### What is required
Check every line below for the word "dolorem" and copy the ones that have it.

[Data items]
________

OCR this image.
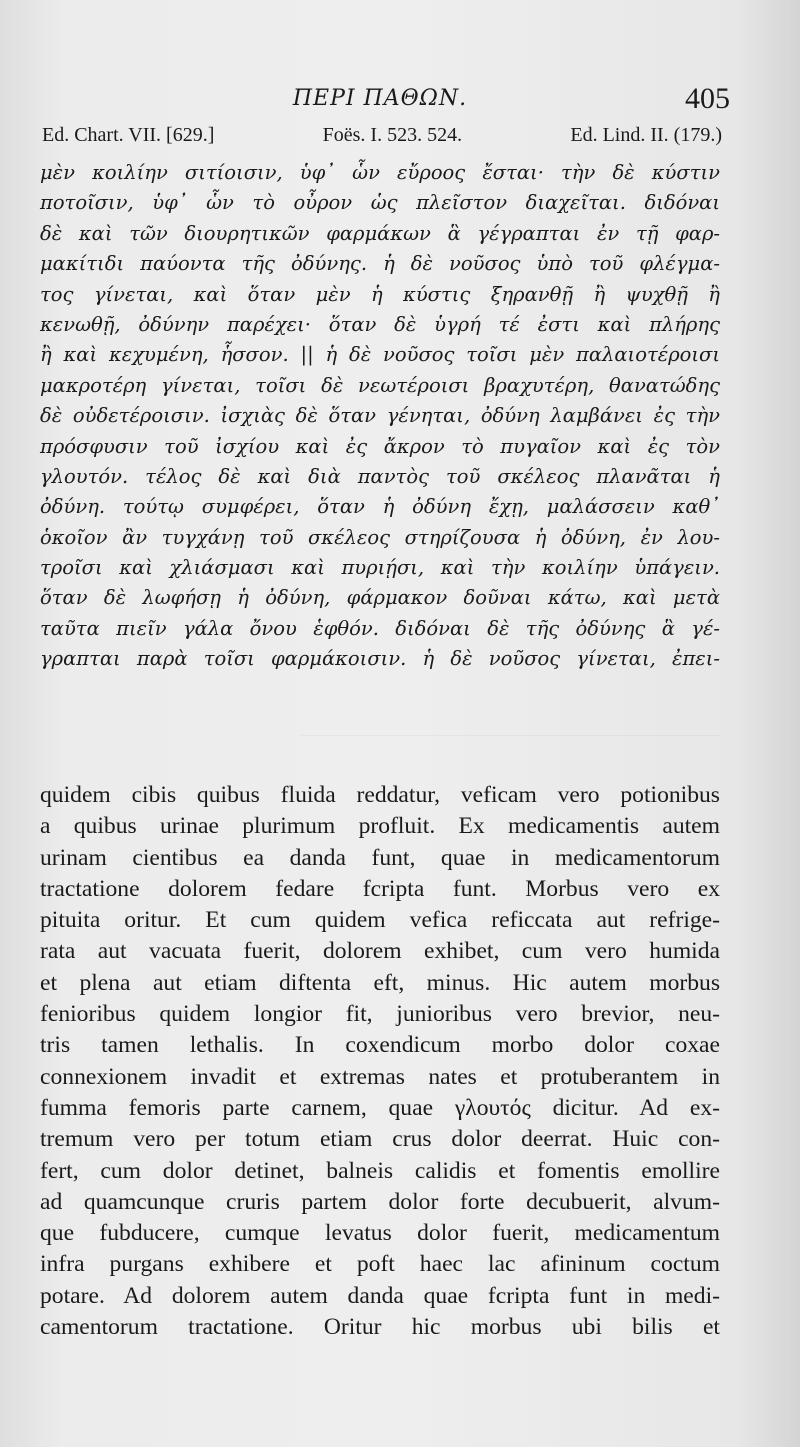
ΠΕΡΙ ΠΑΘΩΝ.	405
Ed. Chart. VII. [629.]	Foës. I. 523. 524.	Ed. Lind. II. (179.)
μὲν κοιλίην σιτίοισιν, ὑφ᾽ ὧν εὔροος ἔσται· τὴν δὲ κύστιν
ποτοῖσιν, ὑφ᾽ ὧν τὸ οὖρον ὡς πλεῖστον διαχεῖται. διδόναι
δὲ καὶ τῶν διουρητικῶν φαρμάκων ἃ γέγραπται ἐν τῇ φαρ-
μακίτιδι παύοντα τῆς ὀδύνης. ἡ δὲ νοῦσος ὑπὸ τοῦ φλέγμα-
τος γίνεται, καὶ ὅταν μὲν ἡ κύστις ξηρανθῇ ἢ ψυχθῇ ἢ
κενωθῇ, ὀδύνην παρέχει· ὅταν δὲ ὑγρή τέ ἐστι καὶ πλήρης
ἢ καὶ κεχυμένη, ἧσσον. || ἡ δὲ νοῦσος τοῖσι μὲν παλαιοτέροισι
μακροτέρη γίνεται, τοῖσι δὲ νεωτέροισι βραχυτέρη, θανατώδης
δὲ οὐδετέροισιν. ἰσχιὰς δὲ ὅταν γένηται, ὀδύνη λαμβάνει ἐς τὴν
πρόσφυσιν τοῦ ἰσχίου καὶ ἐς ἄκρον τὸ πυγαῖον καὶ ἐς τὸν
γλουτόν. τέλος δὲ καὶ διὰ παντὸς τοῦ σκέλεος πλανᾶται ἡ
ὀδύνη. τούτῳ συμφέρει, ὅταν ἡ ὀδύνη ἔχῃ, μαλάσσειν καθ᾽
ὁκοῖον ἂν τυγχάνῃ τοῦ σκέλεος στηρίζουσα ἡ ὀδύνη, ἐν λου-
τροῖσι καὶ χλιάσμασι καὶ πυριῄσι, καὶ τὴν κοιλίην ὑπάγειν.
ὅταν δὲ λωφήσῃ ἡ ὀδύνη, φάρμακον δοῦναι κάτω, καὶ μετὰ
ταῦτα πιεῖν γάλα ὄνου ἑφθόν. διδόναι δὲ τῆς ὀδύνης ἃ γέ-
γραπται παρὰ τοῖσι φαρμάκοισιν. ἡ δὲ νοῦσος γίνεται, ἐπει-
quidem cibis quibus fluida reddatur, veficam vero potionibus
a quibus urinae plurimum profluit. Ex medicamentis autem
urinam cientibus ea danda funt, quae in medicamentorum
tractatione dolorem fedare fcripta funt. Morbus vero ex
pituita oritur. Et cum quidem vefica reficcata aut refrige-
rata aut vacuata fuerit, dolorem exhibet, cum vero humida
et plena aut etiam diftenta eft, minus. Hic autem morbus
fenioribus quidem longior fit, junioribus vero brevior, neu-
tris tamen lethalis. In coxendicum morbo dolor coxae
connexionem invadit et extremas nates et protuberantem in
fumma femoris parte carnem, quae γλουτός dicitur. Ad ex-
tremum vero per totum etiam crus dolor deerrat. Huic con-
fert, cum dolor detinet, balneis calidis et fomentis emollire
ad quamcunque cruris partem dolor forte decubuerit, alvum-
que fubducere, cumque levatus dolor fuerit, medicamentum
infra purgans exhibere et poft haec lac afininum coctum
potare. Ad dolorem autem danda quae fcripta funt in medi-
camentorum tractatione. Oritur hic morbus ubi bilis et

________

### Reply
tractatione dolorem fedare fcripta funt. Morbus vero ex
rata aut vacuata fuerit, dolorem exhibet, cum vero humida
potare. Ad dolorem autem danda quae fcripta funt in medi-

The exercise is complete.